What you need to do – Could you output each line of the data that follows exactly?

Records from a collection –

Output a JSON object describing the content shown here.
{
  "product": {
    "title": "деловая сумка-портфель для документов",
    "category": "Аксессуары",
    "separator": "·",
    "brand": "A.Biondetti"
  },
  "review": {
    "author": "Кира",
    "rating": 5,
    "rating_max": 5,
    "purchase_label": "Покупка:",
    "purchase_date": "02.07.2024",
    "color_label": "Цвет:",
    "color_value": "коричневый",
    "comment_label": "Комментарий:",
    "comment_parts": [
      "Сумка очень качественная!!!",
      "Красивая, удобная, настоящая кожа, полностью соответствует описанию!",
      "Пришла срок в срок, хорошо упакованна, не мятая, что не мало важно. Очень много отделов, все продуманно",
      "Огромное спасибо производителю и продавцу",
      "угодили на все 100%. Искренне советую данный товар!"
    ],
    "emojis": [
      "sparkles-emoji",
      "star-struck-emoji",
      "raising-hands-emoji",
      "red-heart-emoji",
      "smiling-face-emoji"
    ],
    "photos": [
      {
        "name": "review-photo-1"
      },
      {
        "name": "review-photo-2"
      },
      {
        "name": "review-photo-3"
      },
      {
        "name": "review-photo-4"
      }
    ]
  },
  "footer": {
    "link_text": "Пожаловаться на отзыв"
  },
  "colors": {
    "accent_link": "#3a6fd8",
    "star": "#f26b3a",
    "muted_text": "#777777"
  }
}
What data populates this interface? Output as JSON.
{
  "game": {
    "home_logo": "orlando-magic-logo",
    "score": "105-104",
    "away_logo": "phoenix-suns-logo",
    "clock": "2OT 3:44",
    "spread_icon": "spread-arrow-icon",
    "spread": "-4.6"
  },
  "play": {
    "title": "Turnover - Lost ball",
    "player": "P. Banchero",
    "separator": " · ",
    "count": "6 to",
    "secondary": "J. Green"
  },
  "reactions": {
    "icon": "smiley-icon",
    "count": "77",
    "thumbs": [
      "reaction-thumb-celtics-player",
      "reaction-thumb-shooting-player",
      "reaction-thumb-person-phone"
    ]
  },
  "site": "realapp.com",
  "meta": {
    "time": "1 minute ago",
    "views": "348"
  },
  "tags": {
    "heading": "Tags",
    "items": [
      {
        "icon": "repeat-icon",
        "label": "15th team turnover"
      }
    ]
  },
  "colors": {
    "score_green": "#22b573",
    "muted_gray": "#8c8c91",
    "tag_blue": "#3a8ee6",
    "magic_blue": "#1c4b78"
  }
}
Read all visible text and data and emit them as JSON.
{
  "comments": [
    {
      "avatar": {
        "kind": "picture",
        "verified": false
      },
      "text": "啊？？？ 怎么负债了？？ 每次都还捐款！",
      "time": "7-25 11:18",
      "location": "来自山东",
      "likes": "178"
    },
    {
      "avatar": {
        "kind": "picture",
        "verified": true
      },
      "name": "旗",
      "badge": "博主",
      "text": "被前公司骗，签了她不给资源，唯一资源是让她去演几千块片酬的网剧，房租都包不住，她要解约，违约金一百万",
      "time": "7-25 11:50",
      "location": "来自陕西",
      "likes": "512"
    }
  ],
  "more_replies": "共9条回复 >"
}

Reply –
Output a JSON object describing the content shown here.
{
  "product": {
    "title": "деловая сумка-портфель для документов",
    "category": "Аксессуары",
    "separator": "·",
    "brand": "A.Biondetti"
  },
  "review": {
    "author": "Кира",
    "rating": 5,
    "rating_max": 5,
    "purchase_label": "Покупка:",
    "purchase_date": "02.07.2024",
    "color_label": "Цвет:",
    "color_value": "коричневый",
    "comment_label": "Комментарий:",
    "comment_parts": [
      "Сумка очень качественная!!!",
      "Красивая, удобная, настоящая кожа, полностью соответствует описанию!",
      "Пришла срок в срок, хорошо упакованна, не мятая, что не мало важно. Очень много отделов, все продуманно",
      "Огромное спасибо производителю и продавцу",
      "угодили на все 100%. Искренне советую данный товар!"
    ],
    "emojis": [
      "sparkles-emoji",
      "star-struck-emoji",
      "raising-hands-emoji",
      "red-heart-emoji",
      "smiling-face-emoji"
    ],
    "photos": [
      {
        "name": "review-photo-1"
      },
      {
        "name": "review-photo-2"
      },
      {
        "name": "review-photo-3"
      },
      {
        "name": "review-photo-4"
      }
    ]
  },
  "footer": {
    "link_text": "Пожаловаться на отзыв"
  },
  "colors": {
    "accent_link": "#3a6fd8",
    "star": "#f26b3a",
    "muted_text": "#777777"
  }
}
What data populates this interface? Output as JSON.
{
  "game": {
    "home_logo": "orlando-magic-logo",
    "score": "105-104",
    "away_logo": "phoenix-suns-logo",
    "clock": "2OT 3:44",
    "spread_icon": "spread-arrow-icon",
    "spread": "-4.6"
  },
  "play": {
    "title": "Turnover - Lost ball",
    "player": "P. Banchero",
    "separator": " · ",
    "count": "6 to",
    "secondary": "J. Green"
  },
  "reactions": {
    "icon": "smiley-icon",
    "count": "77",
    "thumbs": [
      "reaction-thumb-celtics-player",
      "reaction-thumb-shooting-player",
      "reaction-thumb-person-phone"
    ]
  },
  "site": "realapp.com",
  "meta": {
    "time": "1 minute ago",
    "views": "348"
  },
  "tags": {
    "heading": "Tags",
    "items": [
      {
        "icon": "repeat-icon",
        "label": "15th team turnover"
      }
    ]
  },
  "colors": {
    "score_green": "#22b573",
    "muted_gray": "#8c8c91",
    "tag_blue": "#3a8ee6",
    "magic_blue": "#1c4b78"
  }
}
Read all visible text and data and emit them as JSON.
{
  "comments": [
    {
      "avatar": {
        "kind": "picture",
        "verified": false
      },
      "text": "啊？？？ 怎么负债了？？ 每次都还捐款！",
      "time": "7-25 11:18",
      "location": "来自山东",
      "likes": "178"
    },
    {
      "avatar": {
        "kind": "picture",
        "verified": true
      },
      "name": "旗",
      "badge": "博主",
      "text": "被前公司骗，签了她不给资源，唯一资源是让她去演几千块片酬的网剧，房租都包不住，她要解约，违约金一百万",
      "time": "7-25 11:50",
      "location": "来自陕西",
      "likes": "512"
    }
  ],
  "more_replies": "共9条回复 >"
}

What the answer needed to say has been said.